** begin EXTRACTED MATERIAL **

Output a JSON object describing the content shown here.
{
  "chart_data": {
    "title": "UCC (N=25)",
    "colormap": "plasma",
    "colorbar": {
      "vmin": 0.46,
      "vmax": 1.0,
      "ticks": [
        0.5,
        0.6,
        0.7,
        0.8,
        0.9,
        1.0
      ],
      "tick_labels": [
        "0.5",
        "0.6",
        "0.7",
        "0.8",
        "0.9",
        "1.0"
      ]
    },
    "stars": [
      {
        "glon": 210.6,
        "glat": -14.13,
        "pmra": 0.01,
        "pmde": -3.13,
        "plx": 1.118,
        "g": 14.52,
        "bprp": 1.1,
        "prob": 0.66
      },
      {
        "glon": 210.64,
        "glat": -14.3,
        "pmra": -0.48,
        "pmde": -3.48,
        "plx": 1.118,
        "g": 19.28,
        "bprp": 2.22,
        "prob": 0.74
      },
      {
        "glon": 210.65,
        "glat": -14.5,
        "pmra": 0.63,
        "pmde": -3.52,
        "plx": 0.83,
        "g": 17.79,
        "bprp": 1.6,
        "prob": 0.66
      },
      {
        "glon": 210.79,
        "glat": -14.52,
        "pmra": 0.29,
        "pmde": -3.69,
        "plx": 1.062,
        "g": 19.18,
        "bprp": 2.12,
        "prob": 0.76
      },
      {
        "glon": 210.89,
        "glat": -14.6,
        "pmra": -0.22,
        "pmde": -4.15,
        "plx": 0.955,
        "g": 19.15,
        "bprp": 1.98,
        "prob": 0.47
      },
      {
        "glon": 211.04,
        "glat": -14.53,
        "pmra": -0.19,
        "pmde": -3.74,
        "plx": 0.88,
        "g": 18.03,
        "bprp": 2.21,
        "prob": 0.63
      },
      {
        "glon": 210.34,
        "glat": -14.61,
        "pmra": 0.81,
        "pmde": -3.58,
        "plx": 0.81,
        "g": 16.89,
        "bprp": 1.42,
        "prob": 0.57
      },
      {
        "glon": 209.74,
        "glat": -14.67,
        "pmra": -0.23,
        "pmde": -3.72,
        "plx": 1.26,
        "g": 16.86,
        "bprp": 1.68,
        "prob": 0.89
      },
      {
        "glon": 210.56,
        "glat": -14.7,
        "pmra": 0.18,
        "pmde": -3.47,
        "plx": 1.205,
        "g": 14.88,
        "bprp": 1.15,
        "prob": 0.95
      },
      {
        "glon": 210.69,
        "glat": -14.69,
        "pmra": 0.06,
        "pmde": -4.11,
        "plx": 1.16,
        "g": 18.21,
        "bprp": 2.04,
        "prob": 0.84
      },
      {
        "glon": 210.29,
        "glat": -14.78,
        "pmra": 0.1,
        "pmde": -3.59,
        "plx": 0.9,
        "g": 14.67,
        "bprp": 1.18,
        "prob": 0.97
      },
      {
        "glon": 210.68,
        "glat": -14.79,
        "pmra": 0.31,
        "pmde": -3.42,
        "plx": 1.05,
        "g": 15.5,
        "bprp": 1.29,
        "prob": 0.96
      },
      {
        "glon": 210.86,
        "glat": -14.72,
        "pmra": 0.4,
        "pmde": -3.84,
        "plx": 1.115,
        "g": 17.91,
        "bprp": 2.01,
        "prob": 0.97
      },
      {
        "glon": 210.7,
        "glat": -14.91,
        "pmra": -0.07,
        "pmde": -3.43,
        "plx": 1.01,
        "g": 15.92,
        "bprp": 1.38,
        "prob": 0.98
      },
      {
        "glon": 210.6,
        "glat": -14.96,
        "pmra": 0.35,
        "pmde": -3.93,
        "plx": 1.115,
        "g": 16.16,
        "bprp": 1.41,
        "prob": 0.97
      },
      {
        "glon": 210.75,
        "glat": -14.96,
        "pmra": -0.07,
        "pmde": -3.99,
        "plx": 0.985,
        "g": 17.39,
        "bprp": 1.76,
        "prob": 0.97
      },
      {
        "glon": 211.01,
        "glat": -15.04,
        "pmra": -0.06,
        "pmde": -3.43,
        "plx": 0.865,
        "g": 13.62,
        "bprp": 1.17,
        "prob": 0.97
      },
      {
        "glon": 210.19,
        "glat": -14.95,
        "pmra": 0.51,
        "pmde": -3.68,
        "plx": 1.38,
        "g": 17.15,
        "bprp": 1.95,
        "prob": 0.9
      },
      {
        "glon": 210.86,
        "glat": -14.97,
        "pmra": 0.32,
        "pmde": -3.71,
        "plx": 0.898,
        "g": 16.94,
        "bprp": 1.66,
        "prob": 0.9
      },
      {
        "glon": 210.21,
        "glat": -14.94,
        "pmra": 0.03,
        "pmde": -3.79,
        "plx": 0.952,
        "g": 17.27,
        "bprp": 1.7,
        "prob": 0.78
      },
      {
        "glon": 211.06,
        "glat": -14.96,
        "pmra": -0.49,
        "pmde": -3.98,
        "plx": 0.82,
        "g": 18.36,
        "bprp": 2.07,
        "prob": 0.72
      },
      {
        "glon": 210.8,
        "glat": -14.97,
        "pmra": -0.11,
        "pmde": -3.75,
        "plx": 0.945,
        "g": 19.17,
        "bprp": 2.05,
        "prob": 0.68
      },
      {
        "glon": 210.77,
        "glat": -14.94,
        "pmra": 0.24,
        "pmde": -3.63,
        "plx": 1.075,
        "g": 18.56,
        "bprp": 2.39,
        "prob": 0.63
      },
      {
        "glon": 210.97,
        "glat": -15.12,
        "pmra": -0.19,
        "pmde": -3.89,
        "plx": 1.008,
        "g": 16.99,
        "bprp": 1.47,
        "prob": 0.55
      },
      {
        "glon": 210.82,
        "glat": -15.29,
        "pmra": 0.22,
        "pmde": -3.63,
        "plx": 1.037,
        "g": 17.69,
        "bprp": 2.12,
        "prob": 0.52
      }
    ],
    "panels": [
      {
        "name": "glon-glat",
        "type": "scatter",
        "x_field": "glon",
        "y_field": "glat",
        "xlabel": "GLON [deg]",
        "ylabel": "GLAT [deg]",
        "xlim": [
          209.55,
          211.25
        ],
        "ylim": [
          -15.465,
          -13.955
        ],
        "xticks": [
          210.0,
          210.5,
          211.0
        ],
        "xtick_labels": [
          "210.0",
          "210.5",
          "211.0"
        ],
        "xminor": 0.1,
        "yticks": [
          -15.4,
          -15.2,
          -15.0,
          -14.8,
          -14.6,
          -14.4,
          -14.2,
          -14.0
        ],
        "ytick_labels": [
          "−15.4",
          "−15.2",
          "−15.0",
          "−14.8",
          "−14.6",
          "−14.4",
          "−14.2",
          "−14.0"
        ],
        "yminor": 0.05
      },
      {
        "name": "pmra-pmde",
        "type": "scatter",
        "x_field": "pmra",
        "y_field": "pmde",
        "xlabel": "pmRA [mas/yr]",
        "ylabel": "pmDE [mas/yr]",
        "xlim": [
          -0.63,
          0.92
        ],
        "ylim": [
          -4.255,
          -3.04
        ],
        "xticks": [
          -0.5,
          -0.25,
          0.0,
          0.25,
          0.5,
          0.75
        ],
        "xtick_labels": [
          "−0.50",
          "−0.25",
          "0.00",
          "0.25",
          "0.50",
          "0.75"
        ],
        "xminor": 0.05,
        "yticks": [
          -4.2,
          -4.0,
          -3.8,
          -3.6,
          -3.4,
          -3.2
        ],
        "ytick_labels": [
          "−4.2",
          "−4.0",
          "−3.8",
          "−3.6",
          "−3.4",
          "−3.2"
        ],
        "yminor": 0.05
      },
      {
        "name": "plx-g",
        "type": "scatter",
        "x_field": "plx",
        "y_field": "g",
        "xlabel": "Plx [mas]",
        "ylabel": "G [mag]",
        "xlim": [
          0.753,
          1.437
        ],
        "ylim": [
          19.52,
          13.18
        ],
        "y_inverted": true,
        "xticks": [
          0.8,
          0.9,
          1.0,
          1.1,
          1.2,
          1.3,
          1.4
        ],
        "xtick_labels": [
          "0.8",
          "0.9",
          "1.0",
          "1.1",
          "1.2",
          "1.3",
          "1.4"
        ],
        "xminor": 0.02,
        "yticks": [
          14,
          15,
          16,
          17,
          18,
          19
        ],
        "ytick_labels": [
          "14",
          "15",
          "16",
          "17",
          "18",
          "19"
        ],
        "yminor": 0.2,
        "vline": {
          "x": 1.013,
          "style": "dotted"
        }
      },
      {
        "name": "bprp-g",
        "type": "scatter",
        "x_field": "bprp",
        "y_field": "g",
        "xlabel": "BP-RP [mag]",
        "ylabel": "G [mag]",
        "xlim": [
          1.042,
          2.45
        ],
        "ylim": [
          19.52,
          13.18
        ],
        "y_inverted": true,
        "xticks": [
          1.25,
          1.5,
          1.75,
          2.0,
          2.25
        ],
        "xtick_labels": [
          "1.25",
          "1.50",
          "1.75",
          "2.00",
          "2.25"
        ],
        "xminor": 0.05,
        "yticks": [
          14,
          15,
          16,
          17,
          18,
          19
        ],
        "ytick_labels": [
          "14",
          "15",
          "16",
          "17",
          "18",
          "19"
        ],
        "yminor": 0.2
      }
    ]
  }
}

** end EXTRACTED MATERIAL **

- WHAT TO DO -
Extract every line above containing the word "ylabel".

- OUTPUT BELOW -
        "ylabel": "GLAT [deg]",
        "ylabel": "pmDE [mas/yr]",
        "ylabel": "G [mag]",
        "ylabel": "G [mag]",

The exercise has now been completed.